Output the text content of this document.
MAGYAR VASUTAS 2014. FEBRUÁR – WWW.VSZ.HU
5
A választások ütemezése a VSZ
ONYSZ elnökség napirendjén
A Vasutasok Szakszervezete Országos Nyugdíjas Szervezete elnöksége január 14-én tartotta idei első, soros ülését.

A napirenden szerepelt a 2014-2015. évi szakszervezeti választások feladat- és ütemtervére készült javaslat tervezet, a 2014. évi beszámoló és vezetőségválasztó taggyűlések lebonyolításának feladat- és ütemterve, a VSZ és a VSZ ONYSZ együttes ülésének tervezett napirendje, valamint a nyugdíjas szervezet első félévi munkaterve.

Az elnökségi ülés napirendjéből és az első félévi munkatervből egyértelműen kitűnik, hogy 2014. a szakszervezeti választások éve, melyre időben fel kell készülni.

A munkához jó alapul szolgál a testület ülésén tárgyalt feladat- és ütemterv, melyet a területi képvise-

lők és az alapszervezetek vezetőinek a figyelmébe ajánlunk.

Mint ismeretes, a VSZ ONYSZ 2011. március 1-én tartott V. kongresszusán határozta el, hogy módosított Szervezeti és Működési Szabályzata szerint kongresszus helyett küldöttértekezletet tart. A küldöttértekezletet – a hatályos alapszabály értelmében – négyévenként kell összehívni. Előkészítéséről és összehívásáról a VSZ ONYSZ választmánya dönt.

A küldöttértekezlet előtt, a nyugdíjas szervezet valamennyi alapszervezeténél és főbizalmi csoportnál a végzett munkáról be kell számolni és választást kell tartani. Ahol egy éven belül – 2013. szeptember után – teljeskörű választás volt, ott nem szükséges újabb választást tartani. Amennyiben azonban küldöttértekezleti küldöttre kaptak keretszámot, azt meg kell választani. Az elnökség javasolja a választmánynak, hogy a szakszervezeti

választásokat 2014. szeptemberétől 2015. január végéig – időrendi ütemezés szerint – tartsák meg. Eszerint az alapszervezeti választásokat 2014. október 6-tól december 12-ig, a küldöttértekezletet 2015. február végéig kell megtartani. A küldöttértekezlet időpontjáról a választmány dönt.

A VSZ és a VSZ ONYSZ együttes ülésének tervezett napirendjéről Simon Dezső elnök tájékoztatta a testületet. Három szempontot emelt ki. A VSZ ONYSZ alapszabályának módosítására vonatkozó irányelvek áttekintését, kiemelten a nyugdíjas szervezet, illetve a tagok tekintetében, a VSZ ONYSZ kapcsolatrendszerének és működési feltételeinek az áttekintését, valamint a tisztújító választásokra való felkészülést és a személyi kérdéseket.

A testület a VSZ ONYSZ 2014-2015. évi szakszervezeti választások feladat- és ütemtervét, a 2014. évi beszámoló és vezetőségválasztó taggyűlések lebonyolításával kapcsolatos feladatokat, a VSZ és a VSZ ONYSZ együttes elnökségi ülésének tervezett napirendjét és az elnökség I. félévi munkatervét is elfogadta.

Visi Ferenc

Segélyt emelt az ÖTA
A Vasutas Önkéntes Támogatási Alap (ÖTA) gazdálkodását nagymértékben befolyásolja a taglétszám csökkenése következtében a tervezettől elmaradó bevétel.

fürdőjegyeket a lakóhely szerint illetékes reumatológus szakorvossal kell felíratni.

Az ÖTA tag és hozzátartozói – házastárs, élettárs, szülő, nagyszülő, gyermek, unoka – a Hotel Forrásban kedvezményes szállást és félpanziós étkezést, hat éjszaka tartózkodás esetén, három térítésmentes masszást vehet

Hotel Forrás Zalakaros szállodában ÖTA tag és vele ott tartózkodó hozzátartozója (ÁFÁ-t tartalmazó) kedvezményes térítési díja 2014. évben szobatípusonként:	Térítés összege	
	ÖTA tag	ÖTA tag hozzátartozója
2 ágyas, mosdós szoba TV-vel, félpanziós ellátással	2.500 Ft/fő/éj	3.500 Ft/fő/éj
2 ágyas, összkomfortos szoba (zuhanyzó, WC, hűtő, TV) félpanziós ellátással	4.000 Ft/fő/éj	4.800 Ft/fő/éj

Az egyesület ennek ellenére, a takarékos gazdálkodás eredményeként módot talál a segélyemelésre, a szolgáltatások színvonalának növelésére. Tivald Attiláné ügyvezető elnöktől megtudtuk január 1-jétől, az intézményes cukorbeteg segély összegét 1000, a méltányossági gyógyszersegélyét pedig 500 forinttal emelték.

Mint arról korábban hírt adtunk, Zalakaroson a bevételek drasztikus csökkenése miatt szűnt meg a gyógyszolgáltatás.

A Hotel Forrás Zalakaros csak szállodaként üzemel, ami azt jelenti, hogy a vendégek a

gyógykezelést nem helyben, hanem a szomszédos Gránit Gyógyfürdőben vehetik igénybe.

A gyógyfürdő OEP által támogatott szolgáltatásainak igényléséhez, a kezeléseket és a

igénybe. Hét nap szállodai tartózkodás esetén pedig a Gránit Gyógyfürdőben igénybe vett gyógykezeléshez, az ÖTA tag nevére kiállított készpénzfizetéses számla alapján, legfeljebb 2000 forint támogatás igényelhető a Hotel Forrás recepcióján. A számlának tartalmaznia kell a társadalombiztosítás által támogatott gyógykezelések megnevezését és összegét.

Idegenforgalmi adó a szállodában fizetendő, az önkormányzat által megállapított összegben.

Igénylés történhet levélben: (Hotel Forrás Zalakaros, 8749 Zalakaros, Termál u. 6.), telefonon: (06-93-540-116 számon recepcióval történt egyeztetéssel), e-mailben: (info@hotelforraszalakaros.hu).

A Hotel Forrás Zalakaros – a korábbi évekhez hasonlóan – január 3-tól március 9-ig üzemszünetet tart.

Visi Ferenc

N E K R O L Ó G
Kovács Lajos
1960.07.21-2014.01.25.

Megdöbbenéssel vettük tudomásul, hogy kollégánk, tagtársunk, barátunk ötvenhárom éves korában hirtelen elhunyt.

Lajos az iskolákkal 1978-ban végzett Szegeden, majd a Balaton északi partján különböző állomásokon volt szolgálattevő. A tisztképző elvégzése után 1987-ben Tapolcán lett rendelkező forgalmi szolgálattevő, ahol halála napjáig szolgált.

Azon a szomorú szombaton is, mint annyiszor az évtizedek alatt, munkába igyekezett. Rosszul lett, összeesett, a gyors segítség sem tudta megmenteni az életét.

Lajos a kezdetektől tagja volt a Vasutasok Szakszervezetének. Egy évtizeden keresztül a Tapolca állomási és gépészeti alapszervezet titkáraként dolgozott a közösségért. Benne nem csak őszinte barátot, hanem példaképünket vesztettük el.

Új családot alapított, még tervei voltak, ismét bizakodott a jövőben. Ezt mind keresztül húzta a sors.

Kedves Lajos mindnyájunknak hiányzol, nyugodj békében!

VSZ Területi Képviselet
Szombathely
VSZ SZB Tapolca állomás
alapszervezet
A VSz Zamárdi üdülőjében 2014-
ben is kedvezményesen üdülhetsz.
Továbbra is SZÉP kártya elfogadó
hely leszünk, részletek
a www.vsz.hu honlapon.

PROBLEM TO WORK ON: Set out every line from the material that contains the string "Tapolca".

OUTPUT OF THE EXERCISE:
Lajos a kezdetektől tagja volt a Vasutasok Szakszervezetének. Egy évtizeden keresztül a Tapolca állomási és gépészeti alapszervezet titkáraként dolgozott a közösségért. Benne nem csak őszinte barátot, hanem példaképünket vesztettük el.
VSZ SZB Tapolca állomás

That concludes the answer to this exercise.